--- INSTRUCTIONS FOR THE TASK ---
Read the records and write them out again exactly.

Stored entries

------------------------------------------------------------------------

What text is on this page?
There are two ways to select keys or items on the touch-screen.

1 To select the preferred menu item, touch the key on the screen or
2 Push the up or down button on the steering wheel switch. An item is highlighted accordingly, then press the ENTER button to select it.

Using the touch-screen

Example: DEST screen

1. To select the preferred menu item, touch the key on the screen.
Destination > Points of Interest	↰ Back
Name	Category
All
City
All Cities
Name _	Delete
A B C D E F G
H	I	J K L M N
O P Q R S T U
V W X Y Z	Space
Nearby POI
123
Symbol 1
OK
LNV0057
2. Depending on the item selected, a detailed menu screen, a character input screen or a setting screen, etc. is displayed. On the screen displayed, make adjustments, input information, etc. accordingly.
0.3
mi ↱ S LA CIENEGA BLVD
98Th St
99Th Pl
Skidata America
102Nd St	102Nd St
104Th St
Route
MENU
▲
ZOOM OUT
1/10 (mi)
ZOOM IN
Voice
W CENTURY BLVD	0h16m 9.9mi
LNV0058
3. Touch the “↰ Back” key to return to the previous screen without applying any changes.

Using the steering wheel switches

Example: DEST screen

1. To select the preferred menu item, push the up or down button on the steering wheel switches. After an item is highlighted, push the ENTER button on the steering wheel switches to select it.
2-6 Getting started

------------------------------------------------------------------------

--- TASK RESULT ---
What text is on this page?
There are two ways to select keys or items on the touch-screen.

1 To select the preferred menu item, touch the key on the screen or
2 Push the up or down button on the steering wheel switch. An item is highlighted accordingly, then press the ENTER button to select it.

Using the touch-screen

Example: DEST screen

1. To select the preferred menu item, touch the key on the screen.
Destination > Points of Interest	↰ Back
Name	Category
All
City
All Cities
Name _	Delete
A B C D E F G
H	I	J K L M N
O P Q R S T U
V W X Y Z	Space
Nearby POI
123
Symbol 1
OK
LNV0057
2. Depending on the item selected, a detailed menu screen, a character input screen or a setting screen, etc. is displayed. On the screen displayed, make adjustments, input information, etc. accordingly.
0.3
mi ↱ S LA CIENEGA BLVD
98Th St
99Th Pl
Skidata America
102Nd St	102Nd St
104Th St
Route
MENU
▲
ZOOM OUT
1/10 (mi)
ZOOM IN
Voice
W CENTURY BLVD	0h16m 9.9mi
LNV0058
3. Touch the “↰ Back” key to return to the previous screen without applying any changes.

Using the steering wheel switches

Example: DEST screen

1. To select the preferred menu item, push the up or down button on the steering wheel switches. After an item is highlighted, push the ENTER button on the steering wheel switches to select it.
2-6 Getting started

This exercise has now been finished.